-- Exercise aim --
Wherever "name" appears in a line, copy that line.

════════════════

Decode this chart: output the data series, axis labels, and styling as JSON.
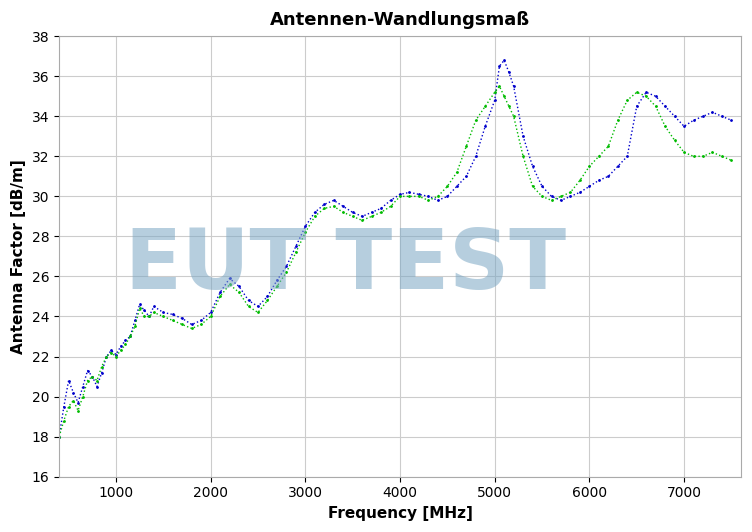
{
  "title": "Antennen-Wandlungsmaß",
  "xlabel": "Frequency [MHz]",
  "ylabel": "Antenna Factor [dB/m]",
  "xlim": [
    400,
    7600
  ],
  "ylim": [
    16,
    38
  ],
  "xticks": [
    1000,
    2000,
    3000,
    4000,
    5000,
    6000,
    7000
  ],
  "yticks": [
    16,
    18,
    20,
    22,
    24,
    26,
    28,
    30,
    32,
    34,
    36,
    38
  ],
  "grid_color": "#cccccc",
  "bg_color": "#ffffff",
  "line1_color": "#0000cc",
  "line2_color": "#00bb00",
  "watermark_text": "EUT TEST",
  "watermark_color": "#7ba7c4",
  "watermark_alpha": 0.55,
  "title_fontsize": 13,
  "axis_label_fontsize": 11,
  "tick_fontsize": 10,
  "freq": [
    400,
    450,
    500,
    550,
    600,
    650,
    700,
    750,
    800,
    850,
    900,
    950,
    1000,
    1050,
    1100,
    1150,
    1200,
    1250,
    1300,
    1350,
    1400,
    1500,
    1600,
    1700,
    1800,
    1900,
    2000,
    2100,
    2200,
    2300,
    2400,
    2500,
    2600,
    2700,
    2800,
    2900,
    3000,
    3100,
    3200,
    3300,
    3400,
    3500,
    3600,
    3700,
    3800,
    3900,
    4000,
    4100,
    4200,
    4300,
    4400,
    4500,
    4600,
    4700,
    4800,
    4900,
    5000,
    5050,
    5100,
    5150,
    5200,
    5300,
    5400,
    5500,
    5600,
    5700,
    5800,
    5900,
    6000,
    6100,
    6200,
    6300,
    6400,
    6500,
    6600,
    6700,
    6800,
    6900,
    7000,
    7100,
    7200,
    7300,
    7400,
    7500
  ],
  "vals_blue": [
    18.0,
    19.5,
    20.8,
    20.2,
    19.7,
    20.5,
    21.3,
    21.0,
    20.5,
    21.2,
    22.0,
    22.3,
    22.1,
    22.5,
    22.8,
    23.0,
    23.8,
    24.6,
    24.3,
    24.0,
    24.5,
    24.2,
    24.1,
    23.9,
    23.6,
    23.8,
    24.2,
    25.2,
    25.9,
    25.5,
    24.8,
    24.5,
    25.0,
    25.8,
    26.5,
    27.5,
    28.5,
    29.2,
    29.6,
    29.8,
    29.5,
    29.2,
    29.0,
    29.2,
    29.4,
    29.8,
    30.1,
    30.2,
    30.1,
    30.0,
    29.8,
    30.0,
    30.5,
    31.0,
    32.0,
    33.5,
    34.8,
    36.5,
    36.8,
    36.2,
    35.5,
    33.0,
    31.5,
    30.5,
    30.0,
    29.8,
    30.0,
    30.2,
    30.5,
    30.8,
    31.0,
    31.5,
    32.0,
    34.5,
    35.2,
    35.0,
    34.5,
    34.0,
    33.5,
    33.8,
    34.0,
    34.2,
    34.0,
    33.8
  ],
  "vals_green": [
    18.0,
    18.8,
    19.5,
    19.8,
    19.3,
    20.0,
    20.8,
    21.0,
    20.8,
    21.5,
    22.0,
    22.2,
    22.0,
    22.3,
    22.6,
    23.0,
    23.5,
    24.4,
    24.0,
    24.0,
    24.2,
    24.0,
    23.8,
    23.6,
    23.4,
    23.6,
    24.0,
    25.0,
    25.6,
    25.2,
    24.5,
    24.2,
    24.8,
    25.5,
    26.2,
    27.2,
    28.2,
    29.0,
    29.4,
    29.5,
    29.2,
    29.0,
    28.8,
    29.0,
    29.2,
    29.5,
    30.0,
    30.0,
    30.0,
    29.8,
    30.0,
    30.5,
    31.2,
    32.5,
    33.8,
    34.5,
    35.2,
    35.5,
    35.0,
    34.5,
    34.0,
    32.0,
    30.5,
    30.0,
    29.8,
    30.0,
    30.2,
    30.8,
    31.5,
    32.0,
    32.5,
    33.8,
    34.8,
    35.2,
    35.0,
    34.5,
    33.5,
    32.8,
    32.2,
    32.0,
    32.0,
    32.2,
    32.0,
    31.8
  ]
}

════════════════

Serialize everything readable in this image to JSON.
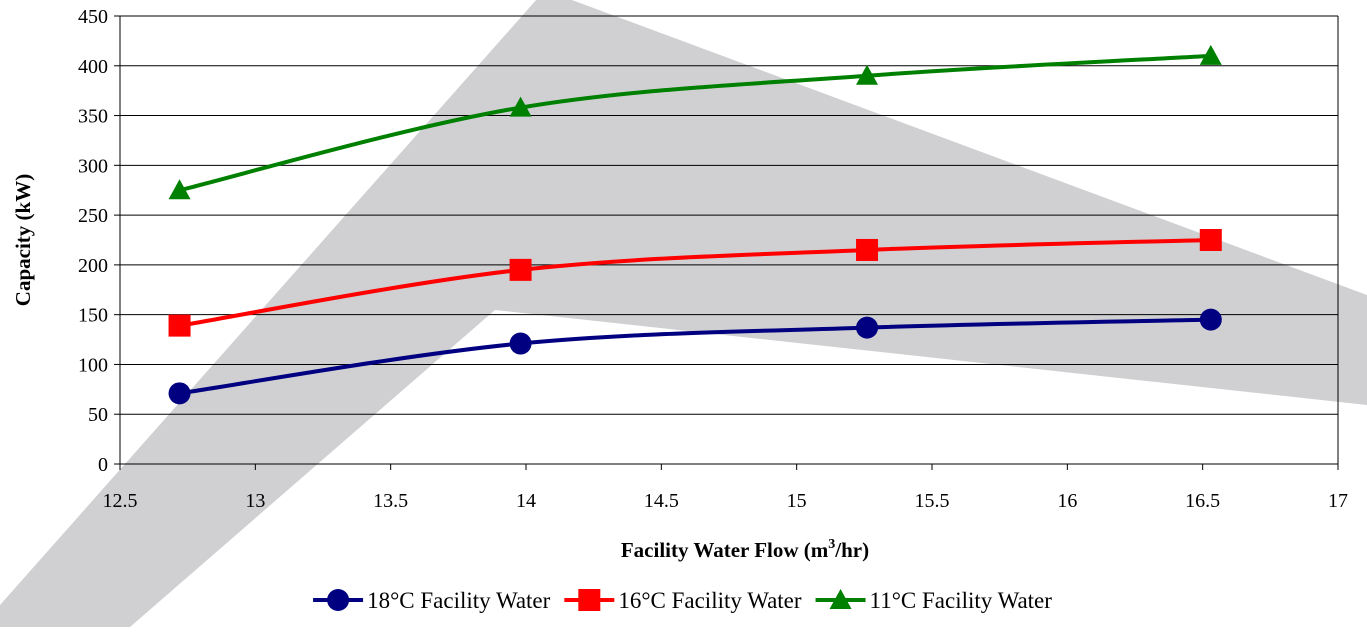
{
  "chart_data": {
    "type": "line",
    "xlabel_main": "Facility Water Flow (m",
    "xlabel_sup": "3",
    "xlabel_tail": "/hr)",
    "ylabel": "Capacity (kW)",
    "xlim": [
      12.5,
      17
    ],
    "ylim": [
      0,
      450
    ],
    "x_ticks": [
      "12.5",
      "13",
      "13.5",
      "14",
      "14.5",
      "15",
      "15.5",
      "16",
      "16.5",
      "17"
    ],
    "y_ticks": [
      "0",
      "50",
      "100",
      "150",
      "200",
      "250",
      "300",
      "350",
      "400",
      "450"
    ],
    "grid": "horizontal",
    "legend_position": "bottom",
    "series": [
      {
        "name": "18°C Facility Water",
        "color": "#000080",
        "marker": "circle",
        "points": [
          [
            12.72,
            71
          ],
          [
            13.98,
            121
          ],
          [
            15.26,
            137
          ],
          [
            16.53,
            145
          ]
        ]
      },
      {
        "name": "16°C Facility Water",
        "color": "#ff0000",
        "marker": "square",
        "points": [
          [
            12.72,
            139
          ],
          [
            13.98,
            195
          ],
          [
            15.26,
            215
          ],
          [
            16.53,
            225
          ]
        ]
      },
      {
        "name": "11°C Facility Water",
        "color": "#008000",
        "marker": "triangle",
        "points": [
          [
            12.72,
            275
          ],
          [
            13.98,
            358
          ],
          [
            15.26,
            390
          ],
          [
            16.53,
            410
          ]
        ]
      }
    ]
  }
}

════════════════

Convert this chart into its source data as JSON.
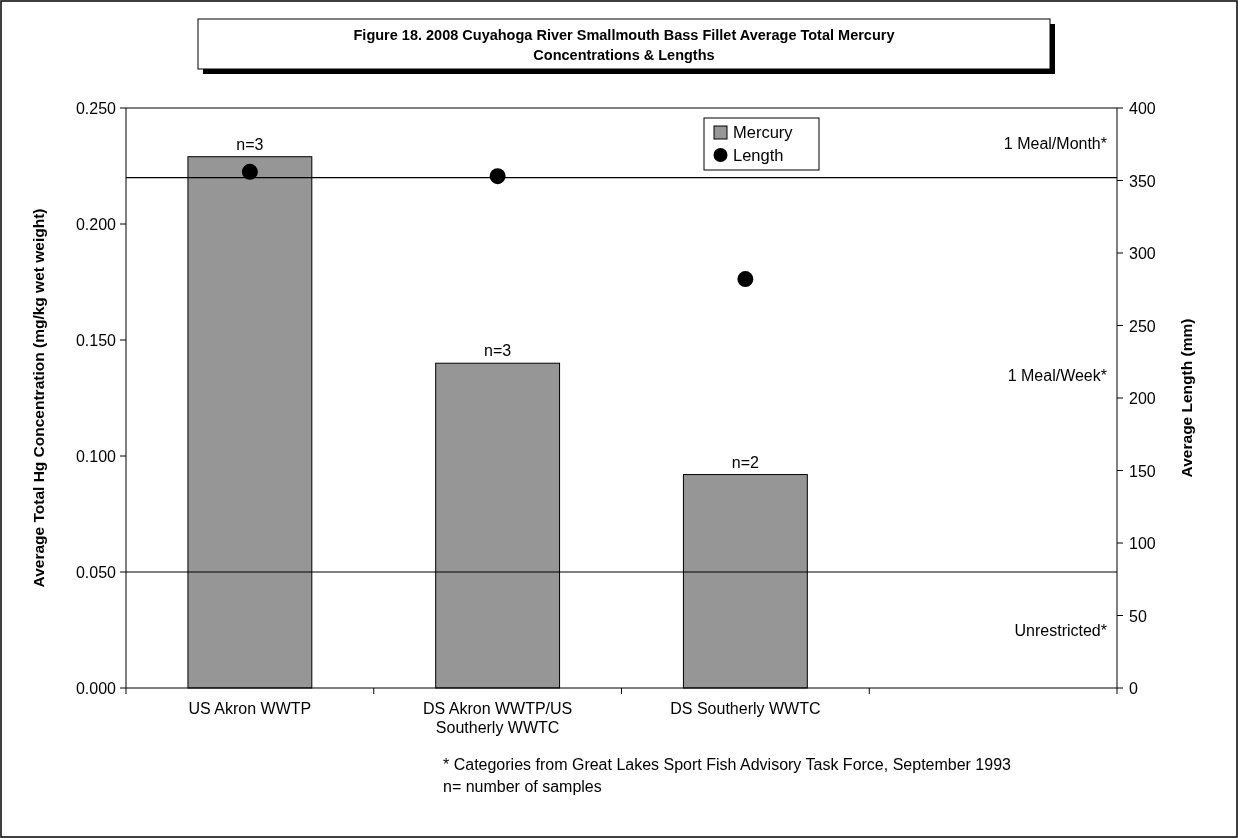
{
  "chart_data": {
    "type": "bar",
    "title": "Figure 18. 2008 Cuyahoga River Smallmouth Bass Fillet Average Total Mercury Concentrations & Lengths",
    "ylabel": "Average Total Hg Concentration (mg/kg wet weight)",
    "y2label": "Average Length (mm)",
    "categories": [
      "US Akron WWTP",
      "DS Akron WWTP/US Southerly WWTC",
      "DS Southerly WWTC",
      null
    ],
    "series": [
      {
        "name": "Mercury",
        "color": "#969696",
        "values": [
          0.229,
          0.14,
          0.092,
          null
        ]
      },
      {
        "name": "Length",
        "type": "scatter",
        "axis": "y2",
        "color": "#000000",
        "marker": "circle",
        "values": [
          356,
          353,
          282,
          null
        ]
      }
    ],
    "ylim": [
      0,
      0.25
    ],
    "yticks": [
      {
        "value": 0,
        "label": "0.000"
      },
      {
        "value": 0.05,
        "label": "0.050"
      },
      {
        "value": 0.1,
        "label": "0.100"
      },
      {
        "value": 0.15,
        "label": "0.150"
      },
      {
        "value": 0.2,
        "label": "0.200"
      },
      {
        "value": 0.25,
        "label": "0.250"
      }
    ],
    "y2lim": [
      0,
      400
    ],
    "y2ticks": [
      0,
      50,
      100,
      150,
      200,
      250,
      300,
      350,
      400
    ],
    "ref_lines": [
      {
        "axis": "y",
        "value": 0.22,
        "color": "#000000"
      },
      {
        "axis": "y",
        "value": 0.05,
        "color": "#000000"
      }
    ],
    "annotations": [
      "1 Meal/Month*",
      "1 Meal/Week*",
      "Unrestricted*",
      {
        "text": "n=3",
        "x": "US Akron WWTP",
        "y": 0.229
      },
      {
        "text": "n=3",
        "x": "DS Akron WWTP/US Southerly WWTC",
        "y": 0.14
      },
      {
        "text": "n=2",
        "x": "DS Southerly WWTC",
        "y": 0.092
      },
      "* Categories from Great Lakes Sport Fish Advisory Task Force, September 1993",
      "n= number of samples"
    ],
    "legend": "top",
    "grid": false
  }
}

════════════════

-- Result of this exercise --
        "name": "18°C Facility Water",
        "name": "16°C Facility Water",
        "name": "11°C Facility Water",
        "name": "Mercury",
        "name": "Length",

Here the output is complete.